Pull out the lines of the material from the one containing "x-axis-title: datum xyxy=(442,470,490,490)" through the one containing "bar xyxy=(481,370,486,436)", both included, and reproduce them without any change.

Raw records
------------------------------------------------------------
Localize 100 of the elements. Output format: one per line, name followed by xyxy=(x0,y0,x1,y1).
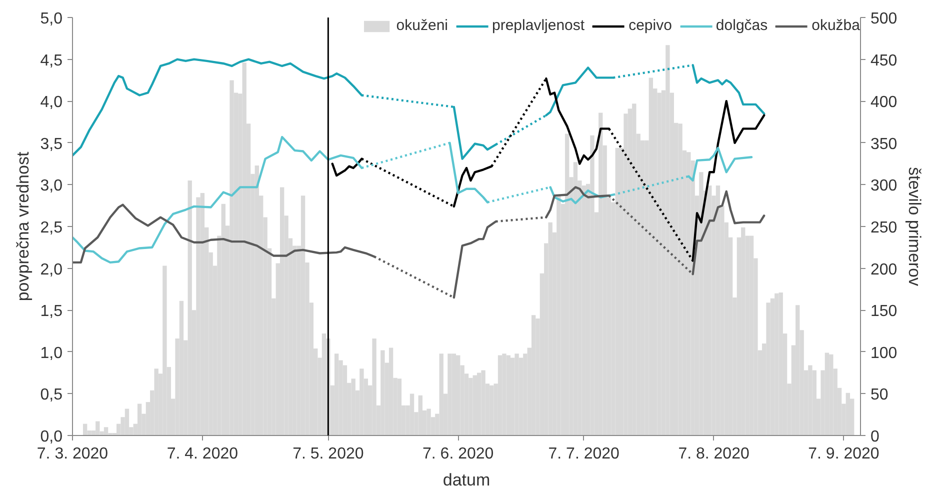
x-axis-title: datum xyxy=(442,470,490,490)
bar xyxy=(388,348,394,436)
bar xyxy=(766,302,770,436)
bar xyxy=(439,354,444,436)
bar xyxy=(188,180,192,436)
y-tick-label: 4,5 xyxy=(40,52,63,70)
bar xyxy=(334,354,339,436)
y-tick-label: 5,0 xyxy=(40,10,63,28)
y-tick-label: 2,0 xyxy=(40,261,63,278)
bar xyxy=(481,370,486,436)
bar xyxy=(82,424,88,436)
y-tick-label: 4,0 xyxy=(40,94,63,112)
y-tick-label: 0,5 xyxy=(40,386,63,404)
bar xyxy=(418,395,422,436)
y2-tick-label: 0 xyxy=(870,428,880,446)
y-tick-label: 2,5 xyxy=(40,220,63,236)
bar xyxy=(380,350,385,436)
bar xyxy=(162,266,167,436)
bar xyxy=(426,408,431,436)
bar xyxy=(657,92,662,436)
bar xyxy=(699,172,704,436)
y-tick-label: 1,5 xyxy=(40,303,63,320)
bar xyxy=(510,358,515,436)
bar xyxy=(796,305,800,436)
y-tick-label: 3,0 xyxy=(40,178,63,195)
y2-tick-label: 350 xyxy=(870,136,898,153)
y2-tick-label: 500 xyxy=(870,10,898,28)
x-tick-label: 7. 7. 2020 xyxy=(548,446,620,462)
bar xyxy=(96,421,100,436)
bar xyxy=(254,165,260,436)
bar xyxy=(548,222,552,436)
legend-label: preplavljenost xyxy=(492,17,585,34)
y-tick-label: 3,5 xyxy=(40,136,63,153)
y2-tick-label: 400 xyxy=(870,94,898,112)
legend-label: dolgčas xyxy=(716,17,768,34)
bar xyxy=(322,334,326,436)
legend-label: okužba xyxy=(812,17,860,34)
x-tick-label: 7. 9. 2020 xyxy=(808,446,880,462)
y2-tick-label: 150 xyxy=(870,303,898,320)
bar xyxy=(598,112,603,436)
bar xyxy=(476,372,482,436)
bar xyxy=(741,227,746,436)
bar xyxy=(648,78,654,436)
y2-tick-label: 450 xyxy=(870,52,898,70)
bar xyxy=(632,104,636,436)
y-tick-label: 0,0 xyxy=(40,428,63,446)
x-tick-label: 7. 4. 2020 xyxy=(166,446,238,462)
y2-tick-label: 50 xyxy=(870,386,888,404)
bar xyxy=(829,354,834,436)
bar xyxy=(351,378,356,436)
bar xyxy=(448,354,452,436)
y2-axis-title: število primerov xyxy=(905,166,924,287)
bar xyxy=(573,162,578,436)
bar xyxy=(452,354,456,436)
bar xyxy=(104,427,108,436)
bar xyxy=(778,292,783,436)
bar xyxy=(196,197,200,436)
bar xyxy=(200,193,205,436)
bar xyxy=(490,385,494,436)
y-axis-title: povprečna vrednost xyxy=(13,152,32,302)
bar xyxy=(506,355,511,436)
bar xyxy=(666,45,670,436)
y2-tick-label: 250 xyxy=(870,220,898,236)
bar xyxy=(137,404,142,436)
bar xyxy=(615,148,620,436)
bar xyxy=(556,196,561,436)
legend-label: okuženi xyxy=(396,17,448,34)
bar xyxy=(124,408,130,436)
bar xyxy=(716,186,720,436)
x-tick-label: 7. 6. 2020 xyxy=(422,446,494,462)
bar xyxy=(514,354,519,436)
bar xyxy=(410,394,414,436)
bar xyxy=(242,62,246,436)
x-tick-label: 7. 5. 2020 xyxy=(292,446,364,462)
bar xyxy=(397,378,402,436)
bar xyxy=(300,196,306,436)
bar xyxy=(468,378,473,436)
bar xyxy=(678,124,682,436)
x-tick-label: 7. 3. 2020 xyxy=(36,446,108,462)
y2-tick-label: 100 xyxy=(870,344,898,362)
bar xyxy=(531,315,536,436)
bar xyxy=(498,355,502,436)
bar xyxy=(846,392,850,436)
bar xyxy=(590,135,594,436)
y2-tick-label: 200 xyxy=(870,261,898,278)
bar xyxy=(372,338,376,436)
bar xyxy=(456,355,460,436)
legend-label: cepivo xyxy=(628,17,672,34)
bar xyxy=(518,358,524,436)
bar xyxy=(472,375,477,436)
y-tick-label: 1,0 xyxy=(40,344,63,362)
bar xyxy=(808,365,812,436)
x-tick-label: 7. 8. 2020 xyxy=(678,446,750,462)
bar xyxy=(708,186,712,436)
y2-tick-label: 300 xyxy=(870,178,898,195)
bar xyxy=(221,204,226,436)
bar xyxy=(502,354,506,436)
bar xyxy=(686,152,691,436)
bar xyxy=(280,187,284,436)
bar xyxy=(360,368,364,436)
------------------------------------------------------------
◆ PROBLEM SOLUTION:
x-axis-title: datum xyxy=(442,470,490,490)
bar xyxy=(388,348,394,436)
bar xyxy=(766,302,770,436)
bar xyxy=(439,354,444,436)
bar xyxy=(188,180,192,436)
y-tick-label: 4,5 xyxy=(40,52,63,70)
bar xyxy=(334,354,339,436)
y-tick-label: 5,0 xyxy=(40,10,63,28)
y-tick-label: 2,0 xyxy=(40,261,63,278)
bar xyxy=(481,370,486,436)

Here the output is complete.